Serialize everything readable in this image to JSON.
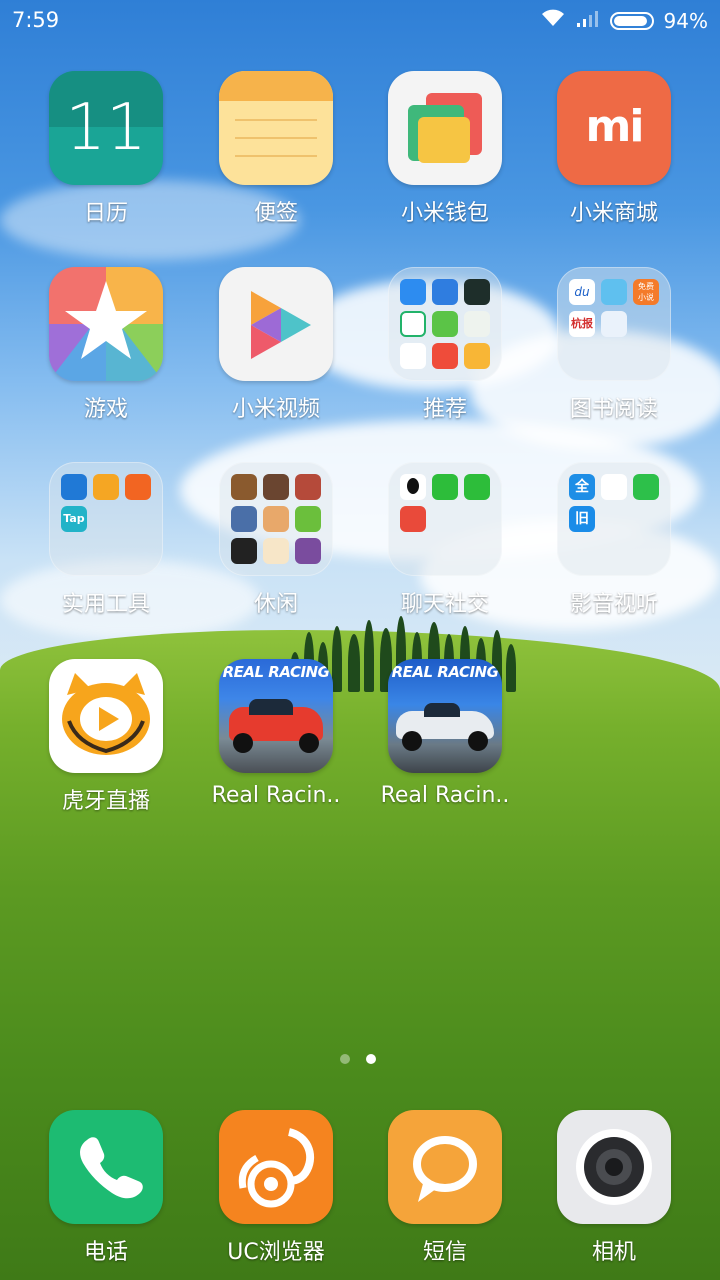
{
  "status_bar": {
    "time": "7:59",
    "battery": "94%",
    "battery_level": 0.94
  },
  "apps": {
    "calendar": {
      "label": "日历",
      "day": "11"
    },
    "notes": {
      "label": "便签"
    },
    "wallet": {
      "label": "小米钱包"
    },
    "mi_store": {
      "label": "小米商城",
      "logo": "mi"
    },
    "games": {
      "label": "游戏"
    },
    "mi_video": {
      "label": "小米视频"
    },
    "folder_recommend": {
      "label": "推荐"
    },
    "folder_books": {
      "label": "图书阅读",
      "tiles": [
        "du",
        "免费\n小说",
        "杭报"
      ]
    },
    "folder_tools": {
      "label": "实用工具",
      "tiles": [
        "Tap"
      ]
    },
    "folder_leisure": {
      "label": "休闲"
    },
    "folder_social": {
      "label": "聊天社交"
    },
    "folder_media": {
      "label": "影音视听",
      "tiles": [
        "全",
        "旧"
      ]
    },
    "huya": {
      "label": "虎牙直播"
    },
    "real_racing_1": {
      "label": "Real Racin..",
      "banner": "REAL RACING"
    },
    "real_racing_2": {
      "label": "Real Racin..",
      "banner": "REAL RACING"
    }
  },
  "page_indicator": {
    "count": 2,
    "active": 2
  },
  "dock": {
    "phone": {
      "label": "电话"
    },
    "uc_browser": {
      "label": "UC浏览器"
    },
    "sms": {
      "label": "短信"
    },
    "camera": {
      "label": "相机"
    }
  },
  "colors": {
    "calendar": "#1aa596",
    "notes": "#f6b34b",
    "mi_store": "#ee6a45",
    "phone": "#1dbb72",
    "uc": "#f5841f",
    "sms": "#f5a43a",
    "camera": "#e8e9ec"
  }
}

++++

Please repeat the entries exactly. Do not include the pictures.

- **Answer to this task**
Serialize everything readable in this image to JSON.
{
  "status_bar": {
    "time": "7:59",
    "battery": "94%",
    "battery_level": 0.94
  },
  "apps": {
    "calendar": {
      "label": "日历",
      "day": "11"
    },
    "notes": {
      "label": "便签"
    },
    "wallet": {
      "label": "小米钱包"
    },
    "mi_store": {
      "label": "小米商城",
      "logo": "mi"
    },
    "games": {
      "label": "游戏"
    },
    "mi_video": {
      "label": "小米视频"
    },
    "folder_recommend": {
      "label": "推荐"
    },
    "folder_books": {
      "label": "图书阅读",
      "tiles": [
        "du",
        "免费\n小说",
        "杭报"
      ]
    },
    "folder_tools": {
      "label": "实用工具",
      "tiles": [
        "Tap"
      ]
    },
    "folder_leisure": {
      "label": "休闲"
    },
    "folder_social": {
      "label": "聊天社交"
    },
    "folder_media": {
      "label": "影音视听",
      "tiles": [
        "全",
        "旧"
      ]
    },
    "huya": {
      "label": "虎牙直播"
    },
    "real_racing_1": {
      "label": "Real Racin..",
      "banner": "REAL RACING"
    },
    "real_racing_2": {
      "label": "Real Racin..",
      "banner": "REAL RACING"
    }
  },
  "page_indicator": {
    "count": 2,
    "active": 2
  },
  "dock": {
    "phone": {
      "label": "电话"
    },
    "uc_browser": {
      "label": "UC浏览器"
    },
    "sms": {
      "label": "短信"
    },
    "camera": {
      "label": "相机"
    }
  },
  "colors": {
    "calendar": "#1aa596",
    "notes": "#f6b34b",
    "mi_store": "#ee6a45",
    "phone": "#1dbb72",
    "uc": "#f5841f",
    "sms": "#f5a43a",
    "camera": "#e8e9ec"
  }
}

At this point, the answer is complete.